» **Records for the exercise**:
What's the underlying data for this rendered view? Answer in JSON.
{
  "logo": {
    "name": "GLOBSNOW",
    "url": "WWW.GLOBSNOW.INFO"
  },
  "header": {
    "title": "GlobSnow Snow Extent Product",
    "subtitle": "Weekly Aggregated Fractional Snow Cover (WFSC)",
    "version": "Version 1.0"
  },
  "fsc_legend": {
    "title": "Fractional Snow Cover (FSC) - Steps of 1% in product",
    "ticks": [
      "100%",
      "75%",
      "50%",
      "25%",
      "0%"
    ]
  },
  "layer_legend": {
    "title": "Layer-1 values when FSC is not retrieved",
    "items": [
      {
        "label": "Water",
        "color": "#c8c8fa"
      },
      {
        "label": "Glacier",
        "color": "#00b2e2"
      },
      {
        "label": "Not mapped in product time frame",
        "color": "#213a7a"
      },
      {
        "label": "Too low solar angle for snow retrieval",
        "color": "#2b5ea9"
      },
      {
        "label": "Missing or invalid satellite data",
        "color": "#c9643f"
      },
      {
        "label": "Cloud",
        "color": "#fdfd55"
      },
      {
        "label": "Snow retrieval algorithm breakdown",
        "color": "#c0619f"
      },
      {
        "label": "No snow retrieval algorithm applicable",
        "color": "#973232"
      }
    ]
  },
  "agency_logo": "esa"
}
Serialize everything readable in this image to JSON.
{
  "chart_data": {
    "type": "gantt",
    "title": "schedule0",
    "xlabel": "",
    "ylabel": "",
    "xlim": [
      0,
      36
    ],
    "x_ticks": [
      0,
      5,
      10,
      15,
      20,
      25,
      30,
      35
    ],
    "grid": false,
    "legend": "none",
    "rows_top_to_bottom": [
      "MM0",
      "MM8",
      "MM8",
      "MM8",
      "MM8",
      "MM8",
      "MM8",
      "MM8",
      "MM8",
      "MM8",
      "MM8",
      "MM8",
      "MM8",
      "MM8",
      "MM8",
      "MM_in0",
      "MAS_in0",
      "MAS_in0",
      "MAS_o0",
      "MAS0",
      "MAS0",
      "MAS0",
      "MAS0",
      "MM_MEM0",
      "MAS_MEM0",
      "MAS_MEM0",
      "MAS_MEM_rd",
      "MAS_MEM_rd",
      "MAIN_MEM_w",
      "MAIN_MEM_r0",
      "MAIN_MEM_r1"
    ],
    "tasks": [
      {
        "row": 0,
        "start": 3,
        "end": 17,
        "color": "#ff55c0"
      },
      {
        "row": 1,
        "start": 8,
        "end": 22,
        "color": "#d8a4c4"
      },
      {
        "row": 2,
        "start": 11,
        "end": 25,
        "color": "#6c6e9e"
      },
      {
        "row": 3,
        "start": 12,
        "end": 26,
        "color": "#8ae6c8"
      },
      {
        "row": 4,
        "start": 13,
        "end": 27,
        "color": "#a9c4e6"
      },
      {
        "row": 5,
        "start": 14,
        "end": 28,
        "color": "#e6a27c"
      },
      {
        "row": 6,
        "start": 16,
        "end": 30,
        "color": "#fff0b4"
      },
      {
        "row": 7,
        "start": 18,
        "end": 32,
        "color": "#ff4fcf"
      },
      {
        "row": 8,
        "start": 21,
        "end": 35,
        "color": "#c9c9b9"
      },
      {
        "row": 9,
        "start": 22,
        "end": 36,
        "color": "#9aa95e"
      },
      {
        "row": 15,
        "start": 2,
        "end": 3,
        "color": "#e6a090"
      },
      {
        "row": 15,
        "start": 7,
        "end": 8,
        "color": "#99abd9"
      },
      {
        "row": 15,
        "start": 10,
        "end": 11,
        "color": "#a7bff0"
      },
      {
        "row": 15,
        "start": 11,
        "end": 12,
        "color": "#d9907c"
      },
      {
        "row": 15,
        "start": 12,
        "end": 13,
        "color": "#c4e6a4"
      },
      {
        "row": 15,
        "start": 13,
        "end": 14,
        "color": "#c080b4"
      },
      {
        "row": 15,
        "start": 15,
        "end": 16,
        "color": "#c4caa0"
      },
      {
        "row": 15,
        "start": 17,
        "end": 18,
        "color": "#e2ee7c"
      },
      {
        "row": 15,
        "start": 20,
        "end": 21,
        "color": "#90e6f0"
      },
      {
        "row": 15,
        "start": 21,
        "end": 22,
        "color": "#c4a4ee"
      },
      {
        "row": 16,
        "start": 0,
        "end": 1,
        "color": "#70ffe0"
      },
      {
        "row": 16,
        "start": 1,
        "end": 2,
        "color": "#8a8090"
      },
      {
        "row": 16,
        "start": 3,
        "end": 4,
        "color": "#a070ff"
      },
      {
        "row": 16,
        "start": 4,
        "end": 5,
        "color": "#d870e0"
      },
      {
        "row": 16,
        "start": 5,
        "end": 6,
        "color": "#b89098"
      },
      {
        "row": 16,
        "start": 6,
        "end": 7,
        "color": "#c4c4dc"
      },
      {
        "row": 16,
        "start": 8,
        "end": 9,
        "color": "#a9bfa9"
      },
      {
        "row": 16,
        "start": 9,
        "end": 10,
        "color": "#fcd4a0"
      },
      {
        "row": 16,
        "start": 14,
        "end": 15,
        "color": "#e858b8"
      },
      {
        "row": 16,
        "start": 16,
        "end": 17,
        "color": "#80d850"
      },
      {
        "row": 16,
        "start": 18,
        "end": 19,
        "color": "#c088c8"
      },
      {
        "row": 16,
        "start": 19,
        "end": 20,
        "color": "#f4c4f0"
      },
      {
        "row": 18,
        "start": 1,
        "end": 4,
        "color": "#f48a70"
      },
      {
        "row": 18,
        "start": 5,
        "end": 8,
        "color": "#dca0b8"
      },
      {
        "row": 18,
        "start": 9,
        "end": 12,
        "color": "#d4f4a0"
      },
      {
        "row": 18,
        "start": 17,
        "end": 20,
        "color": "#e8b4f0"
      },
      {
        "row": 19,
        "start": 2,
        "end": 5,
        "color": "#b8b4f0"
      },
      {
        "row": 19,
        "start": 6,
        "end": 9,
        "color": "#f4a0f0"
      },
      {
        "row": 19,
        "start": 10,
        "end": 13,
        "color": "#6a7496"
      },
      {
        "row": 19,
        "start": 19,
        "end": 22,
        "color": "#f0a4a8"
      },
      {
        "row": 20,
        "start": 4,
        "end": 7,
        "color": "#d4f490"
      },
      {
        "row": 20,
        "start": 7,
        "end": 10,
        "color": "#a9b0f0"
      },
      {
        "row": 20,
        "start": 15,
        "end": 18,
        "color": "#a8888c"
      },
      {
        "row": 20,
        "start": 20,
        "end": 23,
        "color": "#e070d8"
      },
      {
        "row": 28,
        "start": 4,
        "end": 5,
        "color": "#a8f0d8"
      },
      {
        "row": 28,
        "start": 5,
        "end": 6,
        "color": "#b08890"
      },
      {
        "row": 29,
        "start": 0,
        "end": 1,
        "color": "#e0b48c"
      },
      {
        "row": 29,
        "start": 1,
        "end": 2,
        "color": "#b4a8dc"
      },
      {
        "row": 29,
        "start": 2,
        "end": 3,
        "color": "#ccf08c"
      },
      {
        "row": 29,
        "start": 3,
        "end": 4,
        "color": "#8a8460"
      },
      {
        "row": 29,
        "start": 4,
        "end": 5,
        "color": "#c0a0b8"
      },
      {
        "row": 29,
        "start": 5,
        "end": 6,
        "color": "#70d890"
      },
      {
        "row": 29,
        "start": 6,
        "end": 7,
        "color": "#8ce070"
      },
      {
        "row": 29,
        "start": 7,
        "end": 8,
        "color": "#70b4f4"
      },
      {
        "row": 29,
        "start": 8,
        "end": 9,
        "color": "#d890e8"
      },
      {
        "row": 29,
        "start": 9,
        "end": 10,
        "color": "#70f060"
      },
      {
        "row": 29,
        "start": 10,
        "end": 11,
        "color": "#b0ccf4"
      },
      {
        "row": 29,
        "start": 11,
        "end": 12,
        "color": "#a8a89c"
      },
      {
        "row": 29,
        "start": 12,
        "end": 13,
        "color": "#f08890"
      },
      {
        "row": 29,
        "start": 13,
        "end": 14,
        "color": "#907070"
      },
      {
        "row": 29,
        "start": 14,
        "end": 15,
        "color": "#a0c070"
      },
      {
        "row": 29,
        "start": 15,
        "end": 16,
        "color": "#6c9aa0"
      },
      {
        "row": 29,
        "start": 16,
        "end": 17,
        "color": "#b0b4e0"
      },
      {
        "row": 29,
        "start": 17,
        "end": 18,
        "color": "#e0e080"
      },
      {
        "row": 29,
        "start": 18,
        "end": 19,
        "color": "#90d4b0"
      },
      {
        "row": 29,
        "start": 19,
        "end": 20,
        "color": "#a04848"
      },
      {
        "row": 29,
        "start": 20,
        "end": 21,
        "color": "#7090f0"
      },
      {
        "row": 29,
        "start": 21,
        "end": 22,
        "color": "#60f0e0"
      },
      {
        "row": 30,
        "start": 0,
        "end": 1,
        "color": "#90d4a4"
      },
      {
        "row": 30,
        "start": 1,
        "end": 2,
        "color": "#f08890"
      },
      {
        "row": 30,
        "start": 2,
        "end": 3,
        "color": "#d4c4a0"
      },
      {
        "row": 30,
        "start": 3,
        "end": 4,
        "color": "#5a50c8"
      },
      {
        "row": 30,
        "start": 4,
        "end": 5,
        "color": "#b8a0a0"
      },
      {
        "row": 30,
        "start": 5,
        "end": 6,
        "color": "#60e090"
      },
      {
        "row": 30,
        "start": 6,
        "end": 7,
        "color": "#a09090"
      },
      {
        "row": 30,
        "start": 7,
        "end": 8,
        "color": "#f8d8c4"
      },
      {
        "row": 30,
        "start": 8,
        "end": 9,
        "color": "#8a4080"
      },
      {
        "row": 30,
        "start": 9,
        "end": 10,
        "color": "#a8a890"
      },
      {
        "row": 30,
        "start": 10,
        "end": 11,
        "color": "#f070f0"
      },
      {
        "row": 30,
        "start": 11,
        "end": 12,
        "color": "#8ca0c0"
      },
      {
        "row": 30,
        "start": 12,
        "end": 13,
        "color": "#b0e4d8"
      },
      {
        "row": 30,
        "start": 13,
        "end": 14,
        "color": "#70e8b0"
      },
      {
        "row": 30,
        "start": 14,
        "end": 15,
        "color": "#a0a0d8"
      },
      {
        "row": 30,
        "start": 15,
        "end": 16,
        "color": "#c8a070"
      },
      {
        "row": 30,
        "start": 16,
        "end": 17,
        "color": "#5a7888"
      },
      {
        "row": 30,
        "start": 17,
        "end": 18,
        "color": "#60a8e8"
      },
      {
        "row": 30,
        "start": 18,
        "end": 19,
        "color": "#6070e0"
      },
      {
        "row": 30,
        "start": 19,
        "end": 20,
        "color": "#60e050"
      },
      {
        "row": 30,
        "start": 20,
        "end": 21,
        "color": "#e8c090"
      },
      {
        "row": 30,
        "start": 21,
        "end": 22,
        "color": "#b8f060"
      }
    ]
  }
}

» **Exercise directions**:
Report only how many lines of the listing hold the word "JSON".

» **Response**:
2